[BEGIN]

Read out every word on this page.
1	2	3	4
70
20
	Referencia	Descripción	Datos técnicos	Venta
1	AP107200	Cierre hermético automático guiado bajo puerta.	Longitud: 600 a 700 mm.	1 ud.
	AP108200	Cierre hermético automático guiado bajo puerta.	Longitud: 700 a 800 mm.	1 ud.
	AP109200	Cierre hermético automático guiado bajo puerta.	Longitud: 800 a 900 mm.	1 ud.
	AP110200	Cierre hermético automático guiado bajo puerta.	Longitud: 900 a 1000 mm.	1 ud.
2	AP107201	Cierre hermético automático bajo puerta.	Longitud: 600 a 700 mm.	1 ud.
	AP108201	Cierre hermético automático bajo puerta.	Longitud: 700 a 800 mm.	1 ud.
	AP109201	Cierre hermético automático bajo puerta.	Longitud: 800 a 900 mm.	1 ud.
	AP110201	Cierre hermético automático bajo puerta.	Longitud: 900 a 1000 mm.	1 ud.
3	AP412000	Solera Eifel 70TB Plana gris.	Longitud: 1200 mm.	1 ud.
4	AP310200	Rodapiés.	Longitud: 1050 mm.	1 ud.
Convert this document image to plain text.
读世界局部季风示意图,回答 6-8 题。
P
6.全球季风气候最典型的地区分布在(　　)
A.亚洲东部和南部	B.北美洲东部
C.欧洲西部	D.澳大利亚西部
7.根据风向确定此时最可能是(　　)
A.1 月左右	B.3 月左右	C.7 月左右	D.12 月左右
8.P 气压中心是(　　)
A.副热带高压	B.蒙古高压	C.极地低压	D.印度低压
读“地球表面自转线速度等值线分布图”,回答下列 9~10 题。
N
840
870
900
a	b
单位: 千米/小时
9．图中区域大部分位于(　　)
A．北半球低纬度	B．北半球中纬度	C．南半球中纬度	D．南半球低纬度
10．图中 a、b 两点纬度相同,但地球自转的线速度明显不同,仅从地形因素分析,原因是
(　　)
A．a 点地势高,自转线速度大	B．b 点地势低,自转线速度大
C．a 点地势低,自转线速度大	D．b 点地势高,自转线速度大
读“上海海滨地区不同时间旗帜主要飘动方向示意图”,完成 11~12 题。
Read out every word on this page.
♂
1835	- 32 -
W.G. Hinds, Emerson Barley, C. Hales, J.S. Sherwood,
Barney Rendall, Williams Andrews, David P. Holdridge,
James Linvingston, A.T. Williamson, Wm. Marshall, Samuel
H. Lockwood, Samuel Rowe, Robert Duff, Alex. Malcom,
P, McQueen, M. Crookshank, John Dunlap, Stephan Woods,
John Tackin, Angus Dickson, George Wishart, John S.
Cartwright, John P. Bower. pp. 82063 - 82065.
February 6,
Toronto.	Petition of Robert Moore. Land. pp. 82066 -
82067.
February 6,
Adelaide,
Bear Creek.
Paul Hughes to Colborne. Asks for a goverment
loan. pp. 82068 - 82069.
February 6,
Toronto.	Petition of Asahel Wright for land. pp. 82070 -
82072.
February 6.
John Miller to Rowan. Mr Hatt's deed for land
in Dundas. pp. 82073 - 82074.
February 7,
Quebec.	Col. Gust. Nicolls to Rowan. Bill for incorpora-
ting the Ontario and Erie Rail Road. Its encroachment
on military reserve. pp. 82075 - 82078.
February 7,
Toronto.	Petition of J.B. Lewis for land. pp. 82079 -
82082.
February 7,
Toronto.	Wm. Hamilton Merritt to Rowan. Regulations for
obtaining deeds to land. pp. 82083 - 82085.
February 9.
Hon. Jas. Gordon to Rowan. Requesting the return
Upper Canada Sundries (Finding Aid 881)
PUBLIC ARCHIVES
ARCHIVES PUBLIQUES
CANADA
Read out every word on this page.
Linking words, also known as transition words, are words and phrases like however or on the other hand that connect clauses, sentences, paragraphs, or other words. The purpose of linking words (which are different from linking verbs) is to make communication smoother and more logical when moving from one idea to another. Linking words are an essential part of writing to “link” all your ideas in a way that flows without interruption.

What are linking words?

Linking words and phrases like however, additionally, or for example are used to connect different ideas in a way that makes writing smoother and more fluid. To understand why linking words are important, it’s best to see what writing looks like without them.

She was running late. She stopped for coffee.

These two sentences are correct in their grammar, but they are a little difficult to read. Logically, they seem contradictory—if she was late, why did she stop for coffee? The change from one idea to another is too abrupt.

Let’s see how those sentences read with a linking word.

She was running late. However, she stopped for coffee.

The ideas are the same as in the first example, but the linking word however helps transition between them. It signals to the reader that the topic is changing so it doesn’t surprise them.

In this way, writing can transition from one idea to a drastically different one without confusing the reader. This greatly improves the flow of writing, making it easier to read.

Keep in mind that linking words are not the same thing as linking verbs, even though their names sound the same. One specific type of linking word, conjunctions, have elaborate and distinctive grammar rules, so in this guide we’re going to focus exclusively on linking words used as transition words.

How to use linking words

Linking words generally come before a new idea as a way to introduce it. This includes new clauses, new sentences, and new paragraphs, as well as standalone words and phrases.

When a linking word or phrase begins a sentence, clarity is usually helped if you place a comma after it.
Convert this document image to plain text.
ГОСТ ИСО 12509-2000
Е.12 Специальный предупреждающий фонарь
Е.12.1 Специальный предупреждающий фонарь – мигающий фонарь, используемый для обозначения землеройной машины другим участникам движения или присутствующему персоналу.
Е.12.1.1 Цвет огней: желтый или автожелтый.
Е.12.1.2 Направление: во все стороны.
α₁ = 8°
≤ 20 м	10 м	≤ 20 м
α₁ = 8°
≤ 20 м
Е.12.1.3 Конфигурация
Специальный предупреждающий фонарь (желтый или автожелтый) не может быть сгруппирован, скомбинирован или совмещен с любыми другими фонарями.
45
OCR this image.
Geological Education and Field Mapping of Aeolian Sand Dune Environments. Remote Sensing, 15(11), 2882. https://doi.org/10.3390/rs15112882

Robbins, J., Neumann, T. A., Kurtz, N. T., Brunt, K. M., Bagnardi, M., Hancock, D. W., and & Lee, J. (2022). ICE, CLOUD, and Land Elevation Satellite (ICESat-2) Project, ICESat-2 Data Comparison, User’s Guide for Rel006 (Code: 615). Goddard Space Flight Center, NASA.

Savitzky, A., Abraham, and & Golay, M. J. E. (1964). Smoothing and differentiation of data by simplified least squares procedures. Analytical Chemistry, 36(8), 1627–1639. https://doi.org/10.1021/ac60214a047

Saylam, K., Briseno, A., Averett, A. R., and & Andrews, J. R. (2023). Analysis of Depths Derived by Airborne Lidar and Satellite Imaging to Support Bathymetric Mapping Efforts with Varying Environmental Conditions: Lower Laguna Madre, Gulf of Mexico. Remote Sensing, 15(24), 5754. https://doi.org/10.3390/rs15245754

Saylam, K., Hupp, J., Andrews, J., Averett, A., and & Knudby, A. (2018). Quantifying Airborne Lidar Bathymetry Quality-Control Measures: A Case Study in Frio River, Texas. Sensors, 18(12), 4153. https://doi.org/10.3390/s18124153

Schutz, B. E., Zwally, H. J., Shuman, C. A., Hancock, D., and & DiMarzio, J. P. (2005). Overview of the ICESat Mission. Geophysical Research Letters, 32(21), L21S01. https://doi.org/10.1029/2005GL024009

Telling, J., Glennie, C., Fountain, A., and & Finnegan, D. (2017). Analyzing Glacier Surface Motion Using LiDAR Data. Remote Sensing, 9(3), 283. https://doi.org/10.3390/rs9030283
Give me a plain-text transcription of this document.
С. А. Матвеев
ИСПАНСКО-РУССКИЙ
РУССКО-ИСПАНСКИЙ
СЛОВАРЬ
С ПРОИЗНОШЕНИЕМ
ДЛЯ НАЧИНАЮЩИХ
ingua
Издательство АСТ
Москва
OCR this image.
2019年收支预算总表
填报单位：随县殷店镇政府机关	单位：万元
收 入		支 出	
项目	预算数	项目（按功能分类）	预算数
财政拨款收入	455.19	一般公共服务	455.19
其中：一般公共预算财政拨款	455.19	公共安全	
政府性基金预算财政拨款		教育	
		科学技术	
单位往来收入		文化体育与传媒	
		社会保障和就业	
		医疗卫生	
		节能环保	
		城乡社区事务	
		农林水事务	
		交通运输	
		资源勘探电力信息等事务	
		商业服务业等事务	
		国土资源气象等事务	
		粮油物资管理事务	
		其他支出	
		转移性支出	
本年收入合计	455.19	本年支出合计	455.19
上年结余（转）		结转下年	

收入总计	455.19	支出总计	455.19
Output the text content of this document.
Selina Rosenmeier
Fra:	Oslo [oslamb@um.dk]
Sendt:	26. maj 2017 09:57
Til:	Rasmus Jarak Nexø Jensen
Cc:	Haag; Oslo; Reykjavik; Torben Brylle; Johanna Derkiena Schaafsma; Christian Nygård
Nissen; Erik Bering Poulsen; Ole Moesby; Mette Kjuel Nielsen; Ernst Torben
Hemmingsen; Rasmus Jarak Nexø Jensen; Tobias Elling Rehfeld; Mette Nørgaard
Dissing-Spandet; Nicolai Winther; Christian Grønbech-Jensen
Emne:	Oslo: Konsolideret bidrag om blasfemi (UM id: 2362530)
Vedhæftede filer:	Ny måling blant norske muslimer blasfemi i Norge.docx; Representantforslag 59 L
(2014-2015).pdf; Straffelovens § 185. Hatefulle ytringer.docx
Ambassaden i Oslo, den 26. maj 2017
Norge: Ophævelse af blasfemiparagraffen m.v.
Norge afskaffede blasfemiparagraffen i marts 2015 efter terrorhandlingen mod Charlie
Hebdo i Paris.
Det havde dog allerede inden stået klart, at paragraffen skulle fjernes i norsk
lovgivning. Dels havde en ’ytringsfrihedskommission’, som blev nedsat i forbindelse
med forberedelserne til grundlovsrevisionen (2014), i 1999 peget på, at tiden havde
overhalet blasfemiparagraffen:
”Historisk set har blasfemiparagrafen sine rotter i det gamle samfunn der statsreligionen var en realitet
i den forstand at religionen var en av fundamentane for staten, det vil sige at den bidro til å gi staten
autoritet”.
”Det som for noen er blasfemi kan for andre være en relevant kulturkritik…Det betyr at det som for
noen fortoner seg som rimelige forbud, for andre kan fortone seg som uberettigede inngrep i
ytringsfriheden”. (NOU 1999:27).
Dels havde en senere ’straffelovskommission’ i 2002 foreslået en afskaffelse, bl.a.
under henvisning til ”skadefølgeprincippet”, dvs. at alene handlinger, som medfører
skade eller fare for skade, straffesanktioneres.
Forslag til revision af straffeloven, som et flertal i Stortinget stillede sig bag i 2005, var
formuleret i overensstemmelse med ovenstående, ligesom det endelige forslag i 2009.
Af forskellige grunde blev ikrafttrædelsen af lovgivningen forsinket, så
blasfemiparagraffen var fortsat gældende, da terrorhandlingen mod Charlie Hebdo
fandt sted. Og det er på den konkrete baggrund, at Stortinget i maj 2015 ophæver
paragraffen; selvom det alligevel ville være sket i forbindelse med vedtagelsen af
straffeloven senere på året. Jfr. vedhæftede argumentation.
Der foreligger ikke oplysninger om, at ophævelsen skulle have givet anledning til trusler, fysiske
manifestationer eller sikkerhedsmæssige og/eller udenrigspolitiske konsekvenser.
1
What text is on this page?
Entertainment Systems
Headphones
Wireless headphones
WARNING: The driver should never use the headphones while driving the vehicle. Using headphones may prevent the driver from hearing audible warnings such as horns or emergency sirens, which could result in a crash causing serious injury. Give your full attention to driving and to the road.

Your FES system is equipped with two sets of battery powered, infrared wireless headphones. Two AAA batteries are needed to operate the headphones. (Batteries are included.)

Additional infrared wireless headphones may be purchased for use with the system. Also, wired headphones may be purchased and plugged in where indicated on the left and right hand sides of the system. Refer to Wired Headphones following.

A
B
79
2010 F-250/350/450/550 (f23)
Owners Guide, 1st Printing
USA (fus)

[END]

- Objective
Repeat exactly the lines above from the line that contains "What text is on this page?" through the end. Include both of these ends; leave out everything else.

- The completed task
What text is on this page?
Entertainment Systems
Headphones
Wireless headphones
WARNING: The driver should never use the headphones while driving the vehicle. Using headphones may prevent the driver from hearing audible warnings such as horns or emergency sirens, which could result in a crash causing serious injury. Give your full attention to driving and to the road.

Your FES system is equipped with two sets of battery powered, infrared wireless headphones. Two AAA batteries are needed to operate the headphones. (Batteries are included.)

Additional infrared wireless headphones may be purchased for use with the system. Also, wired headphones may be purchased and plugged in where indicated on the left and right hand sides of the system. Refer to Wired Headphones following.

A
B
79
2010 F-250/350/450/550 (f23)
Owners Guide, 1st Printing
USA (fus)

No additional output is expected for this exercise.